§ **Exercise directions**: Take the data that follows and retype it word for word.

§ **Source data**:
— START —

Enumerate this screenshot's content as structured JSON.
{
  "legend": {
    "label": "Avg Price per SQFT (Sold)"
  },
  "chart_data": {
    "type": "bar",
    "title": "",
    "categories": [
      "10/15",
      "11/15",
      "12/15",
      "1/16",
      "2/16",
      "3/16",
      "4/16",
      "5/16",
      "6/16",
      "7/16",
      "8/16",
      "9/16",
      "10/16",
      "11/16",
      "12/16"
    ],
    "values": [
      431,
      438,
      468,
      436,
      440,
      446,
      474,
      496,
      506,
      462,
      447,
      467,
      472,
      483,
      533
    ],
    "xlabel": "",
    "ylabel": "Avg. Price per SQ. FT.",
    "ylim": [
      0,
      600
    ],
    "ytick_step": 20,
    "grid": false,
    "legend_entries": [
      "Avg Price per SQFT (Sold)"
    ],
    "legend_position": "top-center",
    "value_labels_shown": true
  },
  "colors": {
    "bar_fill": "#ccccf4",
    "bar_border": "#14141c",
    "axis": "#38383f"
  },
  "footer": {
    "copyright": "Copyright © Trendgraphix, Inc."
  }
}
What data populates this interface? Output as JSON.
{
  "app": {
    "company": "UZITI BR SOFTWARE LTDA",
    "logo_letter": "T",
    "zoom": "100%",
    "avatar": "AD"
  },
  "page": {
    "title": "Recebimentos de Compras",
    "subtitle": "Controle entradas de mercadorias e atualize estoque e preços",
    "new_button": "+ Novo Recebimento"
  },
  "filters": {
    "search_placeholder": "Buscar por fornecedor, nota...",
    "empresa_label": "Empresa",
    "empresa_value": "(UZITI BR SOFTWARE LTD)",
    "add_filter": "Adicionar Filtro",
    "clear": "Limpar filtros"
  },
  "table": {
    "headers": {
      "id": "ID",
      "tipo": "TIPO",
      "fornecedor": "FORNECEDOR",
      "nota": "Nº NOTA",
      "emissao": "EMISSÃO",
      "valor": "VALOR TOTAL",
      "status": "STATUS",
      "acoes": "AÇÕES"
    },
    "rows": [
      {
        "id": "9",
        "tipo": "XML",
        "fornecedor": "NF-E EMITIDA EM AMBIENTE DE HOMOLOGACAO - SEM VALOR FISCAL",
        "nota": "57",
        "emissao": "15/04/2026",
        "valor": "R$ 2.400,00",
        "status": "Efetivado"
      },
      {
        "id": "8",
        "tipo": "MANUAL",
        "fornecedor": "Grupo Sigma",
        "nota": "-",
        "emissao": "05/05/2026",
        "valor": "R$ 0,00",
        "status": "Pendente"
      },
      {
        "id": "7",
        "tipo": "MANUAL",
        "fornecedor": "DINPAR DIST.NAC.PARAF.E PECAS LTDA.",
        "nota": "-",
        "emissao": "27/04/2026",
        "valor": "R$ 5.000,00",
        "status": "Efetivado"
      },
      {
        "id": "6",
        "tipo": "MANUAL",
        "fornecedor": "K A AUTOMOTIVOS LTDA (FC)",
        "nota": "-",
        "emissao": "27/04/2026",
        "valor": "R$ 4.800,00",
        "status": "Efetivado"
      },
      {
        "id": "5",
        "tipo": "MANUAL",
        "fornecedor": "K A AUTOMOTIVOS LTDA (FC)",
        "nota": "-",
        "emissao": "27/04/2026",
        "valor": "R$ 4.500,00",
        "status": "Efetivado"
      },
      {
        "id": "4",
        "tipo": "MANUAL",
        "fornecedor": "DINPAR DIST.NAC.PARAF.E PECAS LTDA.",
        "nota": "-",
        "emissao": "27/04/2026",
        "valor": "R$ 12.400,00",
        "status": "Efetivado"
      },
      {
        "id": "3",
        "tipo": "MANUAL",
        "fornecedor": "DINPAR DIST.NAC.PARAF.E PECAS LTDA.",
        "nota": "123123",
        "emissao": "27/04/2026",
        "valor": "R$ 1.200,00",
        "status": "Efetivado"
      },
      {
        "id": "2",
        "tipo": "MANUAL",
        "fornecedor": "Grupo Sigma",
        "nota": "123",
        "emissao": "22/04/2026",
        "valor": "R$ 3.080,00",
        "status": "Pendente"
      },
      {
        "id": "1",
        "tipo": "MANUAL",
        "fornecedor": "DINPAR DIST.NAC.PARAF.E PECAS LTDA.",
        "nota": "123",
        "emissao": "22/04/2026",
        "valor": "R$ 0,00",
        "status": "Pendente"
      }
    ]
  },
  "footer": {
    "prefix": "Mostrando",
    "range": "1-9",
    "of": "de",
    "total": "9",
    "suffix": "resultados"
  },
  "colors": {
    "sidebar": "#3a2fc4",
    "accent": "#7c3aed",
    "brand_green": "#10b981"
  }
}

— END —

§ **The completed task**:
Enumerate this screenshot's content as structured JSON.
{
  "legend": {
    "label": "Avg Price per SQFT (Sold)"
  },
  "chart_data": {
    "type": "bar",
    "title": "",
    "categories": [
      "10/15",
      "11/15",
      "12/15",
      "1/16",
      "2/16",
      "3/16",
      "4/16",
      "5/16",
      "6/16",
      "7/16",
      "8/16",
      "9/16",
      "10/16",
      "11/16",
      "12/16"
    ],
    "values": [
      431,
      438,
      468,
      436,
      440,
      446,
      474,
      496,
      506,
      462,
      447,
      467,
      472,
      483,
      533
    ],
    "xlabel": "",
    "ylabel": "Avg. Price per SQ. FT.",
    "ylim": [
      0,
      600
    ],
    "ytick_step": 20,
    "grid": false,
    "legend_entries": [
      "Avg Price per SQFT (Sold)"
    ],
    "legend_position": "top-center",
    "value_labels_shown": true
  },
  "colors": {
    "bar_fill": "#ccccf4",
    "bar_border": "#14141c",
    "axis": "#38383f"
  },
  "footer": {
    "copyright": "Copyright © Trendgraphix, Inc."
  }
}
What data populates this interface? Output as JSON.
{
  "app": {
    "company": "UZITI BR SOFTWARE LTDA",
    "logo_letter": "T",
    "zoom": "100%",
    "avatar": "AD"
  },
  "page": {
    "title": "Recebimentos de Compras",
    "subtitle": "Controle entradas de mercadorias e atualize estoque e preços",
    "new_button": "+ Novo Recebimento"
  },
  "filters": {
    "search_placeholder": "Buscar por fornecedor, nota...",
    "empresa_label": "Empresa",
    "empresa_value": "(UZITI BR SOFTWARE LTD)",
    "add_filter": "Adicionar Filtro",
    "clear": "Limpar filtros"
  },
  "table": {
    "headers": {
      "id": "ID",
      "tipo": "TIPO",
      "fornecedor": "FORNECEDOR",
      "nota": "Nº NOTA",
      "emissao": "EMISSÃO",
      "valor": "VALOR TOTAL",
      "status": "STATUS",
      "acoes": "AÇÕES"
    },
    "rows": [
      {
        "id": "9",
        "tipo": "XML",
        "fornecedor": "NF-E EMITIDA EM AMBIENTE DE HOMOLOGACAO - SEM VALOR FISCAL",
        "nota": "57",
        "emissao": "15/04/2026",
        "valor": "R$ 2.400,00",
        "status": "Efetivado"
      },
      {
        "id": "8",
        "tipo": "MANUAL",
        "fornecedor": "Grupo Sigma",
        "nota": "-",
        "emissao": "05/05/2026",
        "valor": "R$ 0,00",
        "status": "Pendente"
      },
      {
        "id": "7",
        "tipo": "MANUAL",
        "fornecedor": "DINPAR DIST.NAC.PARAF.E PECAS LTDA.",
        "nota": "-",
        "emissao": "27/04/2026",
        "valor": "R$ 5.000,00",
        "status": "Efetivado"
      },
      {
        "id": "6",
        "tipo": "MANUAL",
        "fornecedor": "K A AUTOMOTIVOS LTDA (FC)",
        "nota": "-",
        "emissao": "27/04/2026",
        "valor": "R$ 4.800,00",
        "status": "Efetivado"
      },
      {
        "id": "5",
        "tipo": "MANUAL",
        "fornecedor": "K A AUTOMOTIVOS LTDA (FC)",
        "nota": "-",
        "emissao": "27/04/2026",
        "valor": "R$ 4.500,00",
        "status": "Efetivado"
      },
      {
        "id": "4",
        "tipo": "MANUAL",
        "fornecedor": "DINPAR DIST.NAC.PARAF.E PECAS LTDA.",
        "nota": "-",
        "emissao": "27/04/2026",
        "valor": "R$ 12.400,00",
        "status": "Efetivado"
      },
      {
        "id": "3",
        "tipo": "MANUAL",
        "fornecedor": "DINPAR DIST.NAC.PARAF.E PECAS LTDA.",
        "nota": "123123",
        "emissao": "27/04/2026",
        "valor": "R$ 1.200,00",
        "status": "Efetivado"
      },
      {
        "id": "2",
        "tipo": "MANUAL",
        "fornecedor": "Grupo Sigma",
        "nota": "123",
        "emissao": "22/04/2026",
        "valor": "R$ 3.080,00",
        "status": "Pendente"
      },
      {
        "id": "1",
        "tipo": "MANUAL",
        "fornecedor": "DINPAR DIST.NAC.PARAF.E PECAS LTDA.",
        "nota": "123",
        "emissao": "22/04/2026",
        "valor": "R$ 0,00",
        "status": "Pendente"
      }
    ]
  },
  "footer": {
    "prefix": "Mostrando",
    "range": "1-9",
    "of": "de",
    "total": "9",
    "suffix": "resultados"
  },
  "colors": {
    "sidebar": "#3a2fc4",
    "accent": "#7c3aed",
    "brand_green": "#10b981"
  }
}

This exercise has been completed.